● Prompt: Going through the material below, please gather all lines with the word "data" in them.

_____

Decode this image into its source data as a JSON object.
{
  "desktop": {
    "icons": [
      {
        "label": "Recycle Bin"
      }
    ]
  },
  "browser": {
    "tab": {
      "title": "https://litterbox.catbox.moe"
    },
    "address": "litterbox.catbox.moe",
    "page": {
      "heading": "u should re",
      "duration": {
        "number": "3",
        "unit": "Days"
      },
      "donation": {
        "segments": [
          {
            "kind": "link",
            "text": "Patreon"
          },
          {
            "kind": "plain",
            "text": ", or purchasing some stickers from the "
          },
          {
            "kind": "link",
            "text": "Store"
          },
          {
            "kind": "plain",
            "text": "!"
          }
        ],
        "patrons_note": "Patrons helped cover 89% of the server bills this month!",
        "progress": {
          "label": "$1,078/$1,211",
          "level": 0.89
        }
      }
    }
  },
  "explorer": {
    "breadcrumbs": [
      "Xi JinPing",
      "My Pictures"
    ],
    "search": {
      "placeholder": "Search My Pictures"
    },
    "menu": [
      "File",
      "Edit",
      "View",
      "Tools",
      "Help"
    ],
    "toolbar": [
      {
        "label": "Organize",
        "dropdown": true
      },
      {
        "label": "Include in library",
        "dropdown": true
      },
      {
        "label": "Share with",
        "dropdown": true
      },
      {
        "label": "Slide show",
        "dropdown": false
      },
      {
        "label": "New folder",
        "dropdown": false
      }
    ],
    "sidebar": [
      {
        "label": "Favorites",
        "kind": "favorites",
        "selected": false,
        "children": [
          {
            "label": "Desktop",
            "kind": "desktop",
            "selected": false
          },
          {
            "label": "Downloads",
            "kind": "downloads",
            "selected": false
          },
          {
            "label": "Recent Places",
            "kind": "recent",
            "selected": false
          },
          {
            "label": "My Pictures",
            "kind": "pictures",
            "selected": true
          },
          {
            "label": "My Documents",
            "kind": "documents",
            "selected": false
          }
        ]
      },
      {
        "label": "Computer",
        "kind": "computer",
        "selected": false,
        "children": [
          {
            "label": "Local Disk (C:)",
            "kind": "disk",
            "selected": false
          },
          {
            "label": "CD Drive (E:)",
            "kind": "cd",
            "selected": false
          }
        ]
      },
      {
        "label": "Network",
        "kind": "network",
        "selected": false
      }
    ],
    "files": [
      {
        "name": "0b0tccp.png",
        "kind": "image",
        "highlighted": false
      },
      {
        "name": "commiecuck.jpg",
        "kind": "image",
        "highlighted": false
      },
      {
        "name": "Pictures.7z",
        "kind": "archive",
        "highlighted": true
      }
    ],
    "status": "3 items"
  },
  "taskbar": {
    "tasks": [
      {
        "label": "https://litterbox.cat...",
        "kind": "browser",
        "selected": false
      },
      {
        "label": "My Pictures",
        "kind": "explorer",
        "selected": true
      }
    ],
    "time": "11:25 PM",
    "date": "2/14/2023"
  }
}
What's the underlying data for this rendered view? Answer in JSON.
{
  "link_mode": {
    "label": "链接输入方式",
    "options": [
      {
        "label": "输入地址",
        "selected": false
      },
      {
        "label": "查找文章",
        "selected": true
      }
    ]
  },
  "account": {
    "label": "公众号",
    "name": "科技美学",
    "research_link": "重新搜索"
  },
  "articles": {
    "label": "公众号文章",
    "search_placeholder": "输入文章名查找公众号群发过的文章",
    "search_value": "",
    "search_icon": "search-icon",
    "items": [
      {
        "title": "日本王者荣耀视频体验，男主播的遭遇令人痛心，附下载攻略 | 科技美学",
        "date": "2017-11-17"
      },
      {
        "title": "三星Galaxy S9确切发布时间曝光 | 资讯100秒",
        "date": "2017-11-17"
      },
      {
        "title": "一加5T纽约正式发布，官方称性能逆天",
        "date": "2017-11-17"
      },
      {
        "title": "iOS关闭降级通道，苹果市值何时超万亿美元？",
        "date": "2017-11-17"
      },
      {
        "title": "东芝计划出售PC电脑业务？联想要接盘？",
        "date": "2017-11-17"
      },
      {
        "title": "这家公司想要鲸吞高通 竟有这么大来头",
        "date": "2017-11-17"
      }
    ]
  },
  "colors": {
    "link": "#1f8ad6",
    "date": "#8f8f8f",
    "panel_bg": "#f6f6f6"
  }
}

_____

● The completed task:
Decode this image into its source data as a JSON object.
What's the underlying data for this rendered view? Answer in JSON.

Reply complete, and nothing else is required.